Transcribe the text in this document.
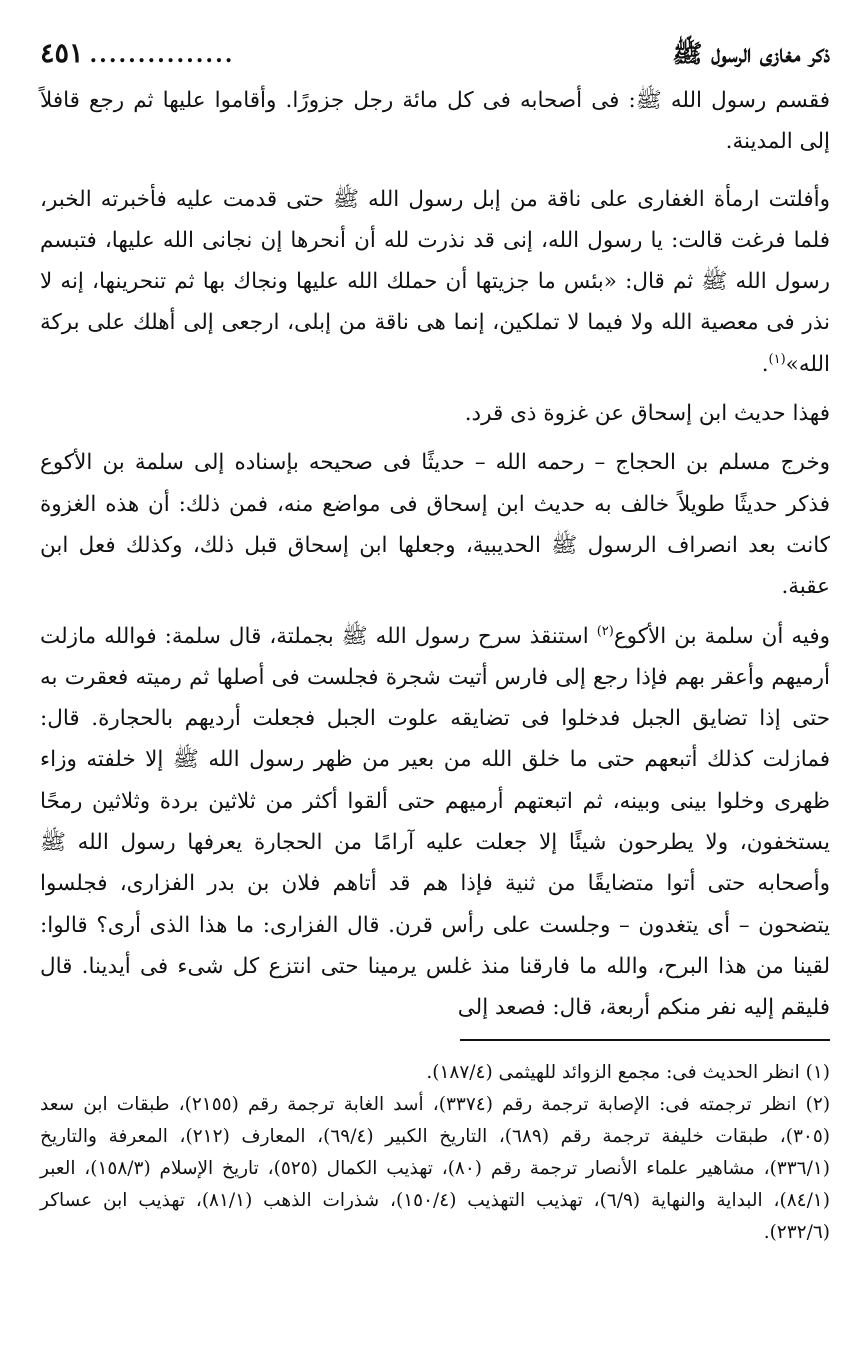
ذكر مغازى الرسول ﷺ
٤٥١ ...............

فقسم رسول الله ﷺ: فى أصحابه فى كل مائة رجل جزورًا. وأقاموا عليها ثم رجع قافلاً إلى المدينة.

وأفلتت ارمأة الغفارى على ناقة من إبل رسول الله ﷺ حتى قدمت عليه فأخبرته الخبر، فلما فرغت قالت: يا رسول الله، إنى قد نذرت لله أن أنحرها إن نجانى الله عليها، فتبسم رسول الله ﷺ ثم قال: «بئس ما جزيتها أن حملك الله عليها ونجاك بها ثم تنحرينها، إنه لا نذر فى معصية الله ولا فيما لا تملكين، إنما هى ناقة من إبلى، ارجعى إلى أهلك على بركة الله»$^{(١)}$.

فهذا حديث ابن إسحاق عن غزوة ذى قرد.

وخرج مسلم بن الحجاج – رحمه الله – حديثًا فى صحيحه بإسناده إلى سلمة بن الأكوع فذكر حديثًا طويلاً خالف به حديث ابن إسحاق فى مواضع منه، فمن ذلك: أن هذه الغزوة كانت بعد انصراف الرسول ﷺ الحديبية، وجعلها ابن إسحاق قبل ذلك، وكذلك فعل ابن عقبة.

وفيه أن سلمة بن الأكوع$^{(٢)}$ استنقذ سرح رسول الله ﷺ بجملتة، قال سلمة: فوالله مازلت أرميهم وأعقر بهم فإذا رجع إلى فارس أتيت شجرة فجلست فى أصلها ثم رميته فعقرت به حتى إذا تضايق الجبل فدخلوا فى تضايقه علوت الجبل فجعلت أرديهم بالحجارة. قال: فمازلت كذلك أتبعهم حتى ما خلق الله من بعير من ظهر رسول الله ﷺ إلا خلفته وزاء ظهرى وخلوا بينى وبينه، ثم اتبعتهم أرميهم حتى ألقوا أكثر من ثلاثين بردة وثلاثين رمحًا يستخفون، ولا يطرحون شيئًا إلا جعلت عليه آرامًا من الحجارة يعرفها رسول الله ﷺ وأصحابه حتى أتوا متضايقًا من ثنية فإذا هم قد أتاهم فلان بن بدر الفزارى، فجلسوا يتضحون – أى يتغدون – وجلست على رأس قرن. قال الفزارى: ما هذا الذى أرى؟ قالوا: لقينا من هذا البرح، والله ما فارقنا منذ غلس يرمينا حتى انتزع كل شىء فى أيدينا. قال فليقم إليه نفر منكم أربعة، قال: فصعد إلى

(١) انظر الحديث فى: مجمع الزوائد للهيثمى (١٨٧/٤).

(٢) انظر ترجمته فى: الإصابة ترجمة رقم (٣٣٧٤)، أسد الغابة ترجمة رقم (٢١٥٥)، طبقات ابن سعد (٣٠٥)، طبقات خليفة ترجمة رقم (٦٨٩)، التاريخ الكبير (٦٩/٤)، المعارف (٢١٢)، المعرفة والتاريخ (٣٣٦/١)، مشاهير علماء الأنصار ترجمة رقم (٨٠)، تهذيب الكمال (٥٢٥)، تاريخ الإسلام (١٥٨/٣)، العبر (٨٤/١)، البداية والنهاية (٦/٩)، تهذيب التهذيب (١٥٠/٤)، شذرات الذهب (٨١/١)، تهذيب ابن عساكر (٢٣٢/٦).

===============

Short task — The records above are to be quoted exactly, with all pictures left out.

Response to the exercise —
Transcribe the text in this document.
ذكر مغازى الرسول ﷺ
٤٥١ ...............

فقسم رسول الله ﷺ: فى أصحابه فى كل مائة رجل جزورًا. وأقاموا عليها ثم رجع قافلاً إلى المدينة.

وأفلتت ارمأة الغفارى على ناقة من إبل رسول الله ﷺ حتى قدمت عليه فأخبرته الخبر، فلما فرغت قالت: يا رسول الله، إنى قد نذرت لله أن أنحرها إن نجانى الله عليها، فتبسم رسول الله ﷺ ثم قال: «بئس ما جزيتها أن حملك الله عليها ونجاك بها ثم تنحرينها، إنه لا نذر فى معصية الله ولا فيما لا تملكين، إنما هى ناقة من إبلى، ارجعى إلى أهلك على بركة الله»$^{(١)}$.

فهذا حديث ابن إسحاق عن غزوة ذى قرد.

وخرج مسلم بن الحجاج – رحمه الله – حديثًا فى صحيحه بإسناده إلى سلمة بن الأكوع فذكر حديثًا طويلاً خالف به حديث ابن إسحاق فى مواضع منه، فمن ذلك: أن هذه الغزوة كانت بعد انصراف الرسول ﷺ الحديبية، وجعلها ابن إسحاق قبل ذلك، وكذلك فعل ابن عقبة.

وفيه أن سلمة بن الأكوع$^{(٢)}$ استنقذ سرح رسول الله ﷺ بجملتة، قال سلمة: فوالله مازلت أرميهم وأعقر بهم فإذا رجع إلى فارس أتيت شجرة فجلست فى أصلها ثم رميته فعقرت به حتى إذا تضايق الجبل فدخلوا فى تضايقه علوت الجبل فجعلت أرديهم بالحجارة. قال: فمازلت كذلك أتبعهم حتى ما خلق الله من بعير من ظهر رسول الله ﷺ إلا خلفته وزاء ظهرى وخلوا بينى وبينه، ثم اتبعتهم أرميهم حتى ألقوا أكثر من ثلاثين بردة وثلاثين رمحًا يستخفون، ولا يطرحون شيئًا إلا جعلت عليه آرامًا من الحجارة يعرفها رسول الله ﷺ وأصحابه حتى أتوا متضايقًا من ثنية فإذا هم قد أتاهم فلان بن بدر الفزارى، فجلسوا يتضحون – أى يتغدون – وجلست على رأس قرن. قال الفزارى: ما هذا الذى أرى؟ قالوا: لقينا من هذا البرح، والله ما فارقنا منذ غلس يرمينا حتى انتزع كل شىء فى أيدينا. قال فليقم إليه نفر منكم أربعة، قال: فصعد إلى

(١) انظر الحديث فى: مجمع الزوائد للهيثمى (١٨٧/٤).

(٢) انظر ترجمته فى: الإصابة ترجمة رقم (٣٣٧٤)، أسد الغابة ترجمة رقم (٢١٥٥)، طبقات ابن سعد (٣٠٥)، طبقات خليفة ترجمة رقم (٦٨٩)، التاريخ الكبير (٦٩/٤)، المعارف (٢١٢)، المعرفة والتاريخ (٣٣٦/١)، مشاهير علماء الأنصار ترجمة رقم (٨٠)، تهذيب الكمال (٥٢٥)، تاريخ الإسلام (١٥٨/٣)، العبر (٨٤/١)، البداية والنهاية (٦/٩)، تهذيب التهذيب (١٥٠/٤)، شذرات الذهب (٨١/١)، تهذيب ابن عساكر (٢٣٢/٦).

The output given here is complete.